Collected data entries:
=====
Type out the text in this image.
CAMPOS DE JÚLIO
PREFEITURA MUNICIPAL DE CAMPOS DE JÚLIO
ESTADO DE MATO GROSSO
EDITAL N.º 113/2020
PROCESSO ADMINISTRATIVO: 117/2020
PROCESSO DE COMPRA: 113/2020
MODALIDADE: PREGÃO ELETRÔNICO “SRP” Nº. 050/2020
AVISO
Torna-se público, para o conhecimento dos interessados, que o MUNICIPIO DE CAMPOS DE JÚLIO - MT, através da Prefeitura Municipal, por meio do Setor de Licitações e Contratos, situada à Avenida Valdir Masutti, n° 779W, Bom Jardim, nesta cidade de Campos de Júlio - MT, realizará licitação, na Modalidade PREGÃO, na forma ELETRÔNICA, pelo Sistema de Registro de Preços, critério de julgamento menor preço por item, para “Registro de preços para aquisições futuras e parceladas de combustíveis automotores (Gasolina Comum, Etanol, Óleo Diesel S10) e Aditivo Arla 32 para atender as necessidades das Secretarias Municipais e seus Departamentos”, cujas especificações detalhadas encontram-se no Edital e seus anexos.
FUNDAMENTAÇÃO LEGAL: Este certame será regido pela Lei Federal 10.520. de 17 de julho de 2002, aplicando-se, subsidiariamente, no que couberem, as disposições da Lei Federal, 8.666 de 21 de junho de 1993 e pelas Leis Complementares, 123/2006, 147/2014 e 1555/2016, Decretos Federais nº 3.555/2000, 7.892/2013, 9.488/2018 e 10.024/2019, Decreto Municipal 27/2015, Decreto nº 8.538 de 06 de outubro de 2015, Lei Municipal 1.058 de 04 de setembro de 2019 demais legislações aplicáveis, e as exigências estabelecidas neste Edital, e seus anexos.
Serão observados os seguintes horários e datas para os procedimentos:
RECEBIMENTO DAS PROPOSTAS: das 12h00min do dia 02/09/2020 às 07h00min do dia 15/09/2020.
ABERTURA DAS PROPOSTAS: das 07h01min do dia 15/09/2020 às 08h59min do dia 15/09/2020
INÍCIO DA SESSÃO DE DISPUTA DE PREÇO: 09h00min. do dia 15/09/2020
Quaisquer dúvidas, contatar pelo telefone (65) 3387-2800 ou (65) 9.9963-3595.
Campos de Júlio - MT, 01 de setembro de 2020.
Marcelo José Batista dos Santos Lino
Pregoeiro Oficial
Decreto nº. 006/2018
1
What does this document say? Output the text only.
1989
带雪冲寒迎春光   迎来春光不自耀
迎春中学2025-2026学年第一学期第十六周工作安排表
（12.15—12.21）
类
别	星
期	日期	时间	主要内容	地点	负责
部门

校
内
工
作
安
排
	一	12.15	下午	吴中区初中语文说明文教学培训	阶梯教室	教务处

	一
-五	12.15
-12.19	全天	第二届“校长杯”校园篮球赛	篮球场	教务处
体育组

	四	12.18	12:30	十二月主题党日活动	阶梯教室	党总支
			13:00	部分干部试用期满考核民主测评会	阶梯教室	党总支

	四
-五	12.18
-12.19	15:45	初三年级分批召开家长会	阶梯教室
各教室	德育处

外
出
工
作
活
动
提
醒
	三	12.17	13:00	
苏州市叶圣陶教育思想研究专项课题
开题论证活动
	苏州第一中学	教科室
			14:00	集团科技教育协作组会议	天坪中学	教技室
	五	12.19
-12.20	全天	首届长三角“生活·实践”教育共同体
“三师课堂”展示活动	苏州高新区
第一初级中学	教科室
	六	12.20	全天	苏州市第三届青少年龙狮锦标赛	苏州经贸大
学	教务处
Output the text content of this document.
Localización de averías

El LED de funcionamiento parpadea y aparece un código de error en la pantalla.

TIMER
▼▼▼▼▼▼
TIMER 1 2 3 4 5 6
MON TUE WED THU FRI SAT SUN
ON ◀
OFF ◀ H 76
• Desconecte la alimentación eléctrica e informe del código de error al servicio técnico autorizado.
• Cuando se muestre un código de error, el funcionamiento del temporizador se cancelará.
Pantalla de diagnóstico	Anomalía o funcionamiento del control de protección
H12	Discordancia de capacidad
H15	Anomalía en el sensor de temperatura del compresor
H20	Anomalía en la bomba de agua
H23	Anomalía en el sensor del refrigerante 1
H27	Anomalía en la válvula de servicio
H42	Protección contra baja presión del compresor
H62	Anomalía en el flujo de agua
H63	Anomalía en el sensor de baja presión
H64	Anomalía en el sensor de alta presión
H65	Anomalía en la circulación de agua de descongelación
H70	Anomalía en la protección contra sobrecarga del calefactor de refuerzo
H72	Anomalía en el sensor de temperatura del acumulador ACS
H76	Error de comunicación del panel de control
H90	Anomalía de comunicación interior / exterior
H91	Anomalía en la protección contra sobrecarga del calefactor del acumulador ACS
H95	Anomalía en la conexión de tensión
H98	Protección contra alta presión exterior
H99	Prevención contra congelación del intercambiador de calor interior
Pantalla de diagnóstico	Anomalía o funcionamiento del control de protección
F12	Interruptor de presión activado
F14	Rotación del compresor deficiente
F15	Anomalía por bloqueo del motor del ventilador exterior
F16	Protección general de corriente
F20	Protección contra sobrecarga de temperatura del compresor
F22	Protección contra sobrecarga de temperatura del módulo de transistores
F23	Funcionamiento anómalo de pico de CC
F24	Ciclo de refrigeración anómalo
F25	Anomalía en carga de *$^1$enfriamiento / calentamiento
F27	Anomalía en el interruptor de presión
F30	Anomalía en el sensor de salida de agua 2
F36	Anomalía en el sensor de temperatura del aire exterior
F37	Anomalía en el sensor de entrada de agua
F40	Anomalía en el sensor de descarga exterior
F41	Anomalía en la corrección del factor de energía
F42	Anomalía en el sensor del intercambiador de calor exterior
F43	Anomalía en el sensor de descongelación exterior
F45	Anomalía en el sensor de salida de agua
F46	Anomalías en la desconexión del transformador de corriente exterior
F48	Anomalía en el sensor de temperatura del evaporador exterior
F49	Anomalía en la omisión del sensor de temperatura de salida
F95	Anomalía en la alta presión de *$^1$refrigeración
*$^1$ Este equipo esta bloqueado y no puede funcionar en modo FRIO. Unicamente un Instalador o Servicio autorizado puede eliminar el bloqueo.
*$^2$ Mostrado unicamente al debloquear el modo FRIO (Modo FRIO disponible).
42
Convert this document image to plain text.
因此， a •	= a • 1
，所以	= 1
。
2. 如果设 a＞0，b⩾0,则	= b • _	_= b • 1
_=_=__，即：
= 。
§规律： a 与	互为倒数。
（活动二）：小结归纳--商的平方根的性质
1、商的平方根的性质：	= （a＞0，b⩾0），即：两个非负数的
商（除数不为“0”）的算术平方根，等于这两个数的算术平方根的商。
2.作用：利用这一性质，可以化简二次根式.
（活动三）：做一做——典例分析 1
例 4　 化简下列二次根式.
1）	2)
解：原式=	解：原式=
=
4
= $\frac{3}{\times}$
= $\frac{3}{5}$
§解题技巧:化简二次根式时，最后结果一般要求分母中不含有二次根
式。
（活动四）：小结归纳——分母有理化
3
=====
Task requirements: Output the data above exactly, please, line for line.

Answer for this exercise:
Type out the text in this image.
CAMPOS DE JÚLIO
PREFEITURA MUNICIPAL DE CAMPOS DE JÚLIO
ESTADO DE MATO GROSSO
EDITAL N.º 113/2020
PROCESSO ADMINISTRATIVO: 117/2020
PROCESSO DE COMPRA: 113/2020
MODALIDADE: PREGÃO ELETRÔNICO “SRP” Nº. 050/2020
AVISO
Torna-se público, para o conhecimento dos interessados, que o MUNICIPIO DE CAMPOS DE JÚLIO - MT, através da Prefeitura Municipal, por meio do Setor de Licitações e Contratos, situada à Avenida Valdir Masutti, n° 779W, Bom Jardim, nesta cidade de Campos de Júlio - MT, realizará licitação, na Modalidade PREGÃO, na forma ELETRÔNICA, pelo Sistema de Registro de Preços, critério de julgamento menor preço por item, para “Registro de preços para aquisições futuras e parceladas de combustíveis automotores (Gasolina Comum, Etanol, Óleo Diesel S10) e Aditivo Arla 32 para atender as necessidades das Secretarias Municipais e seus Departamentos”, cujas especificações detalhadas encontram-se no Edital e seus anexos.
FUNDAMENTAÇÃO LEGAL: Este certame será regido pela Lei Federal 10.520. de 17 de julho de 2002, aplicando-se, subsidiariamente, no que couberem, as disposições da Lei Federal, 8.666 de 21 de junho de 1993 e pelas Leis Complementares, 123/2006, 147/2014 e 1555/2016, Decretos Federais nº 3.555/2000, 7.892/2013, 9.488/2018 e 10.024/2019, Decreto Municipal 27/2015, Decreto nº 8.538 de 06 de outubro de 2015, Lei Municipal 1.058 de 04 de setembro de 2019 demais legislações aplicáveis, e as exigências estabelecidas neste Edital, e seus anexos.
Serão observados os seguintes horários e datas para os procedimentos:
RECEBIMENTO DAS PROPOSTAS: das 12h00min do dia 02/09/2020 às 07h00min do dia 15/09/2020.
ABERTURA DAS PROPOSTAS: das 07h01min do dia 15/09/2020 às 08h59min do dia 15/09/2020
INÍCIO DA SESSÃO DE DISPUTA DE PREÇO: 09h00min. do dia 15/09/2020
Quaisquer dúvidas, contatar pelo telefone (65) 3387-2800 ou (65) 9.9963-3595.
Campos de Júlio - MT, 01 de setembro de 2020.
Marcelo José Batista dos Santos Lino
Pregoeiro Oficial
Decreto nº. 006/2018
1
What does this document say? Output the text only.
1989
带雪冲寒迎春光   迎来春光不自耀
迎春中学2025-2026学年第一学期第十六周工作安排表
（12.15—12.21）
类
别	星
期	日期	时间	主要内容	地点	负责
部门

校
内
工
作
安
排
	一	12.15	下午	吴中区初中语文说明文教学培训	阶梯教室	教务处

	一
-五	12.15
-12.19	全天	第二届“校长杯”校园篮球赛	篮球场	教务处
体育组

	四	12.18	12:30	十二月主题党日活动	阶梯教室	党总支
			13:00	部分干部试用期满考核民主测评会	阶梯教室	党总支

	四
-五	12.18
-12.19	15:45	初三年级分批召开家长会	阶梯教室
各教室	德育处

外
出
工
作
活
动
提
醒
	三	12.17	13:00	
苏州市叶圣陶教育思想研究专项课题
开题论证活动
	苏州第一中学	教科室
			14:00	集团科技教育协作组会议	天坪中学	教技室
	五	12.19
-12.20	全天	首届长三角“生活·实践”教育共同体
“三师课堂”展示活动	苏州高新区
第一初级中学	教科室
	六	12.20	全天	苏州市第三届青少年龙狮锦标赛	苏州经贸大
学	教务处
Output the text content of this document.
Localización de averías

El LED de funcionamiento parpadea y aparece un código de error en la pantalla.

TIMER
▼▼▼▼▼▼
TIMER 1 2 3 4 5 6
MON TUE WED THU FRI SAT SUN
ON ◀
OFF ◀ H 76
• Desconecte la alimentación eléctrica e informe del código de error al servicio técnico autorizado.
• Cuando se muestre un código de error, el funcionamiento del temporizador se cancelará.
Pantalla de diagnóstico	Anomalía o funcionamiento del control de protección
H12	Discordancia de capacidad
H15	Anomalía en el sensor de temperatura del compresor
H20	Anomalía en la bomba de agua
H23	Anomalía en el sensor del refrigerante 1
H27	Anomalía en la válvula de servicio
H42	Protección contra baja presión del compresor
H62	Anomalía en el flujo de agua
H63	Anomalía en el sensor de baja presión
H64	Anomalía en el sensor de alta presión
H65	Anomalía en la circulación de agua de descongelación
H70	Anomalía en la protección contra sobrecarga del calefactor de refuerzo
H72	Anomalía en el sensor de temperatura del acumulador ACS
H76	Error de comunicación del panel de control
H90	Anomalía de comunicación interior / exterior
H91	Anomalía en la protección contra sobrecarga del calefactor del acumulador ACS
H95	Anomalía en la conexión de tensión
H98	Protección contra alta presión exterior
H99	Prevención contra congelación del intercambiador de calor interior
Pantalla de diagnóstico	Anomalía o funcionamiento del control de protección
F12	Interruptor de presión activado
F14	Rotación del compresor deficiente
F15	Anomalía por bloqueo del motor del ventilador exterior
F16	Protección general de corriente
F20	Protección contra sobrecarga de temperatura del compresor
F22	Protección contra sobrecarga de temperatura del módulo de transistores
F23	Funcionamiento anómalo de pico de CC
F24	Ciclo de refrigeración anómalo
F25	Anomalía en carga de *$^1$enfriamiento / calentamiento
F27	Anomalía en el interruptor de presión
F30	Anomalía en el sensor de salida de agua 2
F36	Anomalía en el sensor de temperatura del aire exterior
F37	Anomalía en el sensor de entrada de agua
F40	Anomalía en el sensor de descarga exterior
F41	Anomalía en la corrección del factor de energía
F42	Anomalía en el sensor del intercambiador de calor exterior
F43	Anomalía en el sensor de descongelación exterior
F45	Anomalía en el sensor de salida de agua
F46	Anomalías en la desconexión del transformador de corriente exterior
F48	Anomalía en el sensor de temperatura del evaporador exterior
F49	Anomalía en la omisión del sensor de temperatura de salida
F95	Anomalía en la alta presión de *$^1$refrigeración
*$^1$ Este equipo esta bloqueado y no puede funcionar en modo FRIO. Unicamente un Instalador o Servicio autorizado puede eliminar el bloqueo.
*$^2$ Mostrado unicamente al debloquear el modo FRIO (Modo FRIO disponible).
42
Convert this document image to plain text.
因此， a •	= a • 1
，所以	= 1
。
2. 如果设 a＞0，b⩾0,则	= b • _	_= b • 1
_=_=__，即：
= 。
§规律： a 与	互为倒数。
（活动二）：小结归纳--商的平方根的性质
1、商的平方根的性质：	= （a＞0，b⩾0），即：两个非负数的
商（除数不为“0”）的算术平方根，等于这两个数的算术平方根的商。
2.作用：利用这一性质，可以化简二次根式.
（活动三）：做一做——典例分析 1
例 4　 化简下列二次根式.
1）	2)
解：原式=	解：原式=
=
4
= $\frac{3}{\times}$
= $\frac{3}{5}$
§解题技巧:化简二次根式时，最后结果一般要求分母中不含有二次根
式。
（活动四）：小结归纳——分母有理化
3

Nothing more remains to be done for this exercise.